[Stored data]
## begin
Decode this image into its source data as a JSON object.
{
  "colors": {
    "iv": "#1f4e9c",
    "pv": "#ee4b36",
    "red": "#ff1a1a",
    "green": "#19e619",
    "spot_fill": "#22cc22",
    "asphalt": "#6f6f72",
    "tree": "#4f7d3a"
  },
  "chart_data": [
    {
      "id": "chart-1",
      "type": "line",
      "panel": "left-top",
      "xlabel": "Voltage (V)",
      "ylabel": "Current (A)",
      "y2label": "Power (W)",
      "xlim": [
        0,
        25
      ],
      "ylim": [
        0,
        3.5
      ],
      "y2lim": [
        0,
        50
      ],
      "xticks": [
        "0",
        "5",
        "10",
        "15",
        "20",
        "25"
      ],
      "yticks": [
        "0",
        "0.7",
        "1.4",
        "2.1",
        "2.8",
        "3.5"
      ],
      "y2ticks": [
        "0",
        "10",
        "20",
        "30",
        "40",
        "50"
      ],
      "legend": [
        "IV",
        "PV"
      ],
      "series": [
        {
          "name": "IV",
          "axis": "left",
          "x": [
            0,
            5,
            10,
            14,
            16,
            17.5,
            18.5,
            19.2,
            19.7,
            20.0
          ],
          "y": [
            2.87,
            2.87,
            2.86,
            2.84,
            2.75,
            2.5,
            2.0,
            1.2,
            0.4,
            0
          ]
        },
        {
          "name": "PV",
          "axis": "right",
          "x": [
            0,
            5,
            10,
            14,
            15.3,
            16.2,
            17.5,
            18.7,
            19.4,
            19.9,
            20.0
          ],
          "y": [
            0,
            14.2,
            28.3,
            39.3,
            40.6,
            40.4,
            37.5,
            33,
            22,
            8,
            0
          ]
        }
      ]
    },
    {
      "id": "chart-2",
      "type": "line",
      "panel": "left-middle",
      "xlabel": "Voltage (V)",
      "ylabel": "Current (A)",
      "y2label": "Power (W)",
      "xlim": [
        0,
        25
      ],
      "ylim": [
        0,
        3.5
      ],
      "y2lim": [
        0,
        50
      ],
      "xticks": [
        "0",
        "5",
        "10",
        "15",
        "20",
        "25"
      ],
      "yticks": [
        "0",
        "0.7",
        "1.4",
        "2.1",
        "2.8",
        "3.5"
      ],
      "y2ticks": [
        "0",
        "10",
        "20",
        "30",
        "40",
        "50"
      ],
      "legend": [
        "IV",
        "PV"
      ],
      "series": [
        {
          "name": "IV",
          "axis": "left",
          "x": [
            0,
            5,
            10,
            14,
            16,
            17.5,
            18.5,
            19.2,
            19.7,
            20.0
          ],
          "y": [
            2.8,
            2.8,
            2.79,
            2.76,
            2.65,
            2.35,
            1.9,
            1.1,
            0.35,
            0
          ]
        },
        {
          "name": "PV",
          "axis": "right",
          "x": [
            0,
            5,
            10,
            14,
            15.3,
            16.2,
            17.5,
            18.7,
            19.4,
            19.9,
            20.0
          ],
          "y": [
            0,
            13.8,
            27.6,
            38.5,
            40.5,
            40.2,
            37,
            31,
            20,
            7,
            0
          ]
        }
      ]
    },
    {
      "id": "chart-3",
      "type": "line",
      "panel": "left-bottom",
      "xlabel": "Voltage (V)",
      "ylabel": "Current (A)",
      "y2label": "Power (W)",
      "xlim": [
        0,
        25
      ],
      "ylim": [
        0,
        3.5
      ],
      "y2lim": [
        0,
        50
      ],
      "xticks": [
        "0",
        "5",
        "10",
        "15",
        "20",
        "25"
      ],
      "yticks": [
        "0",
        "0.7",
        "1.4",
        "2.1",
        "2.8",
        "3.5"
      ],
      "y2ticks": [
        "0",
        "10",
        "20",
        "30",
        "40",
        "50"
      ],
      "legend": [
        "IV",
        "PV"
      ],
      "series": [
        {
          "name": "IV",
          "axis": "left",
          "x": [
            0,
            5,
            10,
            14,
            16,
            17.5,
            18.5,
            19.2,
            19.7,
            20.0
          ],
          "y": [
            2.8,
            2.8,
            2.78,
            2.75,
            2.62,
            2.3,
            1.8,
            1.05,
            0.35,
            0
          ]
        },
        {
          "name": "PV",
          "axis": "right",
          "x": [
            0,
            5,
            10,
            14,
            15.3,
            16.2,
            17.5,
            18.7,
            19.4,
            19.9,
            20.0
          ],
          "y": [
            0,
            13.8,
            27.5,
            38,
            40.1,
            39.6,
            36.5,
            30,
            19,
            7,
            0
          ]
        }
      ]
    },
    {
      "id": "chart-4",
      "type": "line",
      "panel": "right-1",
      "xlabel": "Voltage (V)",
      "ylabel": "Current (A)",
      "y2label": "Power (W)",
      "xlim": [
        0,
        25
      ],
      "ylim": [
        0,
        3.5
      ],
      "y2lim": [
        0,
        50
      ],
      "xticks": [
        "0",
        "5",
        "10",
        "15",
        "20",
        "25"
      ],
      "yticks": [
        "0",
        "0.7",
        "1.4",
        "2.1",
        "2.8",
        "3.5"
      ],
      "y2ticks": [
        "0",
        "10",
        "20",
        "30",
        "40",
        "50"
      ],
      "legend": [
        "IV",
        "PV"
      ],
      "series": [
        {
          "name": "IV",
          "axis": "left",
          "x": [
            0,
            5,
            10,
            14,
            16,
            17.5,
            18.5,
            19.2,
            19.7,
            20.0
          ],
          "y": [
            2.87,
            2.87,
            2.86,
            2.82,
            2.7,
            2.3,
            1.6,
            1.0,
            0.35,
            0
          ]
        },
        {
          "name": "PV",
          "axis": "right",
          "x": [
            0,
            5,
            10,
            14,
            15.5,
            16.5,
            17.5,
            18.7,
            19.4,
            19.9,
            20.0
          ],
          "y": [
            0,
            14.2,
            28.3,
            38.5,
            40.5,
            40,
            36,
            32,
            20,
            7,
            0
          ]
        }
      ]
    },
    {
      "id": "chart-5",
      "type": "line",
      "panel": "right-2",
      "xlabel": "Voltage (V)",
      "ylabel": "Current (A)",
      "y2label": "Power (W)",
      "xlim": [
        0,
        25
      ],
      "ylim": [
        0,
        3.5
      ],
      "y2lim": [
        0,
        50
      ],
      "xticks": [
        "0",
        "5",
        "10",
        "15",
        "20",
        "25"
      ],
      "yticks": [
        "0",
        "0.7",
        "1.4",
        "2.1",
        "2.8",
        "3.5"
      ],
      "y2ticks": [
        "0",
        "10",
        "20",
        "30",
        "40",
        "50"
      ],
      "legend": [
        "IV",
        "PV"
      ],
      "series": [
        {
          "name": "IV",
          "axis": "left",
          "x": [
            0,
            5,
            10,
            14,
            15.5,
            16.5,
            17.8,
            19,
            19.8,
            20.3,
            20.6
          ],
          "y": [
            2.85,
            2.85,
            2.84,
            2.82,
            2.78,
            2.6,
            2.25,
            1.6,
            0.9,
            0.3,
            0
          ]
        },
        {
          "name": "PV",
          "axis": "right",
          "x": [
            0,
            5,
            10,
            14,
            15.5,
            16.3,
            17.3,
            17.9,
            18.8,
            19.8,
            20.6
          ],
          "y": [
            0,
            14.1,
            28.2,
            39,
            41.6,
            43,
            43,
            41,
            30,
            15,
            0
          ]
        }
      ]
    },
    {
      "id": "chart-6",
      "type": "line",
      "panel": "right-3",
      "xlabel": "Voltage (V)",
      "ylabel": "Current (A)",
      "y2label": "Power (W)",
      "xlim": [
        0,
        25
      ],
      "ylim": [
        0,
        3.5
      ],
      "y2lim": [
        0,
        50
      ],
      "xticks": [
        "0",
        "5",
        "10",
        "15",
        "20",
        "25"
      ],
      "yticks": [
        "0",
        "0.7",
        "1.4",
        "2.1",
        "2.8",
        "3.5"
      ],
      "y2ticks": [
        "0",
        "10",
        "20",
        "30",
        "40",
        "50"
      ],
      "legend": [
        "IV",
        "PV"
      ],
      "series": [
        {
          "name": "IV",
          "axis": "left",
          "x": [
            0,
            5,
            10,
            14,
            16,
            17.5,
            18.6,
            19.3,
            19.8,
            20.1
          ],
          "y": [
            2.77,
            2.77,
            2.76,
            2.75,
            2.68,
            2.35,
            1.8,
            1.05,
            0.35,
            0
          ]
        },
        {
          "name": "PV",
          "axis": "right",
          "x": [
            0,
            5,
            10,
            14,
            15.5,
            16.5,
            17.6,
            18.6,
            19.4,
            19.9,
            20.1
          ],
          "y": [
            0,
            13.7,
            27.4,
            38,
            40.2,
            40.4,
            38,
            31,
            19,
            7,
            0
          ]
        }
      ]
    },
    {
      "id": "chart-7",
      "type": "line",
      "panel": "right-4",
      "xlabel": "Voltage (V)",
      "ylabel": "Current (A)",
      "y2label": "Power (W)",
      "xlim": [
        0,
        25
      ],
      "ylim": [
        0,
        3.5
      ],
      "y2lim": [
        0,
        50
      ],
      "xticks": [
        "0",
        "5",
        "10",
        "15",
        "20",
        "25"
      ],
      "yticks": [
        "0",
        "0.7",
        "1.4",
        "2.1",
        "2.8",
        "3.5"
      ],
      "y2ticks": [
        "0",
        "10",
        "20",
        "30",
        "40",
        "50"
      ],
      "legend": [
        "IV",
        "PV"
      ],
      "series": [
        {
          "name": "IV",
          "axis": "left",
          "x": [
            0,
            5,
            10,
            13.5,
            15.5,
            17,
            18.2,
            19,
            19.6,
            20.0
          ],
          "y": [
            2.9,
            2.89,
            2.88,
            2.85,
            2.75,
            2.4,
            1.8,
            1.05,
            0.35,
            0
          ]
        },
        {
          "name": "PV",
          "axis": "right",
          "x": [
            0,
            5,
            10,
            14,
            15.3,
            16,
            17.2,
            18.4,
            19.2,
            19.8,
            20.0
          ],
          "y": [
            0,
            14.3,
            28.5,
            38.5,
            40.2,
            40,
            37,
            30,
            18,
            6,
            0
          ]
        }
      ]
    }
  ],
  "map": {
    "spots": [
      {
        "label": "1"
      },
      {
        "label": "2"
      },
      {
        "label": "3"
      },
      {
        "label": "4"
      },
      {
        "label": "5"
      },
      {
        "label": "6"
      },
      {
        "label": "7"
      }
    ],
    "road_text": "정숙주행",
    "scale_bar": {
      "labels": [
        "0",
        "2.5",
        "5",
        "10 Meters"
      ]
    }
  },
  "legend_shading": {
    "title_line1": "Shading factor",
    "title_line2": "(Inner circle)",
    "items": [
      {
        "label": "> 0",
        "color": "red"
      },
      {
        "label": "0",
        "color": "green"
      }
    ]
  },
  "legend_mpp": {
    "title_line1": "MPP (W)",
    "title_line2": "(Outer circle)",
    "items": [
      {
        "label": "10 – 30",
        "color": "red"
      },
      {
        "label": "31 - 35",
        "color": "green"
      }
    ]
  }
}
## end
Given exercise: Find the lines above that include the string "circle" and copy them.

Exercise solution:
    "title_line2": "(Inner circle)",
    "title_line2": "(Outer circle)",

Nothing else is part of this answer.